ENTRIES SUPPLIED:
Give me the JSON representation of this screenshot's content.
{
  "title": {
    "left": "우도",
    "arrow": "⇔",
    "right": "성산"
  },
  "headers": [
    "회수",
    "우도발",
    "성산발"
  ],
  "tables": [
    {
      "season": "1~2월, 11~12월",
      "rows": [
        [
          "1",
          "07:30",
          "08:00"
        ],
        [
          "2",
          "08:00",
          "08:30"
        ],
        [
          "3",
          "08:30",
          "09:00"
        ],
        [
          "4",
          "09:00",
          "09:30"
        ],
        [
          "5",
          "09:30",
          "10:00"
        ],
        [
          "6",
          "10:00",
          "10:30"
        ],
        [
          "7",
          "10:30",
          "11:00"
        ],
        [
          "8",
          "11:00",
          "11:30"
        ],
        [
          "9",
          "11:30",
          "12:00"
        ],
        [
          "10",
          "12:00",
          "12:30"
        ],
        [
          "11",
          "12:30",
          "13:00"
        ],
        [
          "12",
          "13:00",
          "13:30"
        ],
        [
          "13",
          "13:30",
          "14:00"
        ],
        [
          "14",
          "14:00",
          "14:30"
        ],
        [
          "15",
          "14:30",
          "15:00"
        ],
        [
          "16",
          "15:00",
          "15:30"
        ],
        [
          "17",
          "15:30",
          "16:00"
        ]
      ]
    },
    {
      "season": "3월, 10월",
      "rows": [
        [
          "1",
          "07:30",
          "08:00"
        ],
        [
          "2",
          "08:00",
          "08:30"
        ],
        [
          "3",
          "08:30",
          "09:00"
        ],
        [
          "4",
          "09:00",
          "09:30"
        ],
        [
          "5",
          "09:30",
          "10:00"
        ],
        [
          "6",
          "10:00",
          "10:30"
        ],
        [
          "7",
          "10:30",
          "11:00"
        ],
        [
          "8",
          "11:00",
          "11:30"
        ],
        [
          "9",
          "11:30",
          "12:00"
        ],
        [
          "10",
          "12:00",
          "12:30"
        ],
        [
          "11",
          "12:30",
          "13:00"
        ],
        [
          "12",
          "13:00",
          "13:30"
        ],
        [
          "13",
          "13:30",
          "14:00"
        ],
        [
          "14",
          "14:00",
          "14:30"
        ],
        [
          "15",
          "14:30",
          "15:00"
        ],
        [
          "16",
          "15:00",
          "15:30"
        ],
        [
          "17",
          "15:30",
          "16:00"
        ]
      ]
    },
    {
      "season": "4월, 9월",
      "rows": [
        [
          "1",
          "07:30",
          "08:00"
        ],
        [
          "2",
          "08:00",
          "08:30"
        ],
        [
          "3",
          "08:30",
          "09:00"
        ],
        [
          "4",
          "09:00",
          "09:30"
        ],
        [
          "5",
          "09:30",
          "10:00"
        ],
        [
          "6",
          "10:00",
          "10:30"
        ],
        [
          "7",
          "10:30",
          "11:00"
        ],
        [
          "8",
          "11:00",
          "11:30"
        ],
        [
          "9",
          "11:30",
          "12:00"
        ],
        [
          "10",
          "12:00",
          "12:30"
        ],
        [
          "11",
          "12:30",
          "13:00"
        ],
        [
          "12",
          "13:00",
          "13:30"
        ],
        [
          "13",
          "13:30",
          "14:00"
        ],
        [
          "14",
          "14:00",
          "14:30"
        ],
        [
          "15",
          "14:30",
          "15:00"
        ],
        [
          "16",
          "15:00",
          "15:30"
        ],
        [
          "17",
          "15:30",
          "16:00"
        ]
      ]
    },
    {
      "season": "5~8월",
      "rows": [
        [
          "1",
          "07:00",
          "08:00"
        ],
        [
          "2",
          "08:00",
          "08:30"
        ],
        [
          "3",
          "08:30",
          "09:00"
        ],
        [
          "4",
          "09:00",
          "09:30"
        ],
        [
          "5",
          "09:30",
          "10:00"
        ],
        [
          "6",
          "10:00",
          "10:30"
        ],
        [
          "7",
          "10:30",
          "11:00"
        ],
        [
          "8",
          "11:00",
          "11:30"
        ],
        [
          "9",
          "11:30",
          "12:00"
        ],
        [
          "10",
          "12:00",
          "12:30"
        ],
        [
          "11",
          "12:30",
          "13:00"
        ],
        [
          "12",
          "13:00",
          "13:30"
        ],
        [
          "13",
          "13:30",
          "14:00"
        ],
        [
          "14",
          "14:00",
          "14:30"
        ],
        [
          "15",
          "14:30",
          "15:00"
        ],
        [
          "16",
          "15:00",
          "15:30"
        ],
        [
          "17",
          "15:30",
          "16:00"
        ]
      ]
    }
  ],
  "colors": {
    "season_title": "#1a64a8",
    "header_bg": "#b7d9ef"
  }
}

JOB:
Using the listing above, please repeat every entry exactly.

WRITTEN RESPONSE:
Give me the JSON representation of this screenshot's content.
{
  "title": {
    "left": "우도",
    "arrow": "⇔",
    "right": "성산"
  },
  "headers": [
    "회수",
    "우도발",
    "성산발"
  ],
  "tables": [
    {
      "season": "1~2월, 11~12월",
      "rows": [
        [
          "1",
          "07:30",
          "08:00"
        ],
        [
          "2",
          "08:00",
          "08:30"
        ],
        [
          "3",
          "08:30",
          "09:00"
        ],
        [
          "4",
          "09:00",
          "09:30"
        ],
        [
          "5",
          "09:30",
          "10:00"
        ],
        [
          "6",
          "10:00",
          "10:30"
        ],
        [
          "7",
          "10:30",
          "11:00"
        ],
        [
          "8",
          "11:00",
          "11:30"
        ],
        [
          "9",
          "11:30",
          "12:00"
        ],
        [
          "10",
          "12:00",
          "12:30"
        ],
        [
          "11",
          "12:30",
          "13:00"
        ],
        [
          "12",
          "13:00",
          "13:30"
        ],
        [
          "13",
          "13:30",
          "14:00"
        ],
        [
          "14",
          "14:00",
          "14:30"
        ],
        [
          "15",
          "14:30",
          "15:00"
        ],
        [
          "16",
          "15:00",
          "15:30"
        ],
        [
          "17",
          "15:30",
          "16:00"
        ]
      ]
    },
    {
      "season": "3월, 10월",
      "rows": [
        [
          "1",
          "07:30",
          "08:00"
        ],
        [
          "2",
          "08:00",
          "08:30"
        ],
        [
          "3",
          "08:30",
          "09:00"
        ],
        [
          "4",
          "09:00",
          "09:30"
        ],
        [
          "5",
          "09:30",
          "10:00"
        ],
        [
          "6",
          "10:00",
          "10:30"
        ],
        [
          "7",
          "10:30",
          "11:00"
        ],
        [
          "8",
          "11:00",
          "11:30"
        ],
        [
          "9",
          "11:30",
          "12:00"
        ],
        [
          "10",
          "12:00",
          "12:30"
        ],
        [
          "11",
          "12:30",
          "13:00"
        ],
        [
          "12",
          "13:00",
          "13:30"
        ],
        [
          "13",
          "13:30",
          "14:00"
        ],
        [
          "14",
          "14:00",
          "14:30"
        ],
        [
          "15",
          "14:30",
          "15:00"
        ],
        [
          "16",
          "15:00",
          "15:30"
        ],
        [
          "17",
          "15:30",
          "16:00"
        ]
      ]
    },
    {
      "season": "4월, 9월",
      "rows": [
        [
          "1",
          "07:30",
          "08:00"
        ],
        [
          "2",
          "08:00",
          "08:30"
        ],
        [
          "3",
          "08:30",
          "09:00"
        ],
        [
          "4",
          "09:00",
          "09:30"
        ],
        [
          "5",
          "09:30",
          "10:00"
        ],
        [
          "6",
          "10:00",
          "10:30"
        ],
        [
          "7",
          "10:30",
          "11:00"
        ],
        [
          "8",
          "11:00",
          "11:30"
        ],
        [
          "9",
          "11:30",
          "12:00"
        ],
        [
          "10",
          "12:00",
          "12:30"
        ],
        [
          "11",
          "12:30",
          "13:00"
        ],
        [
          "12",
          "13:00",
          "13:30"
        ],
        [
          "13",
          "13:30",
          "14:00"
        ],
        [
          "14",
          "14:00",
          "14:30"
        ],
        [
          "15",
          "14:30",
          "15:00"
        ],
        [
          "16",
          "15:00",
          "15:30"
        ],
        [
          "17",
          "15:30",
          "16:00"
        ]
      ]
    },
    {
      "season": "5~8월",
      "rows": [
        [
          "1",
          "07:00",
          "08:00"
        ],
        [
          "2",
          "08:00",
          "08:30"
        ],
        [
          "3",
          "08:30",
          "09:00"
        ],
        [
          "4",
          "09:00",
          "09:30"
        ],
        [
          "5",
          "09:30",
          "10:00"
        ],
        [
          "6",
          "10:00",
          "10:30"
        ],
        [
          "7",
          "10:30",
          "11:00"
        ],
        [
          "8",
          "11:00",
          "11:30"
        ],
        [
          "9",
          "11:30",
          "12:00"
        ],
        [
          "10",
          "12:00",
          "12:30"
        ],
        [
          "11",
          "12:30",
          "13:00"
        ],
        [
          "12",
          "13:00",
          "13:30"
        ],
        [
          "13",
          "13:30",
          "14:00"
        ],
        [
          "14",
          "14:00",
          "14:30"
        ],
        [
          "15",
          "14:30",
          "15:00"
        ],
        [
          "16",
          "15:00",
          "15:30"
        ],
        [
          "17",
          "15:30",
          "16:00"
        ]
      ]
    }
  ],
  "colors": {
    "season_title": "#1a64a8",
    "header_bg": "#b7d9ef"
  }
}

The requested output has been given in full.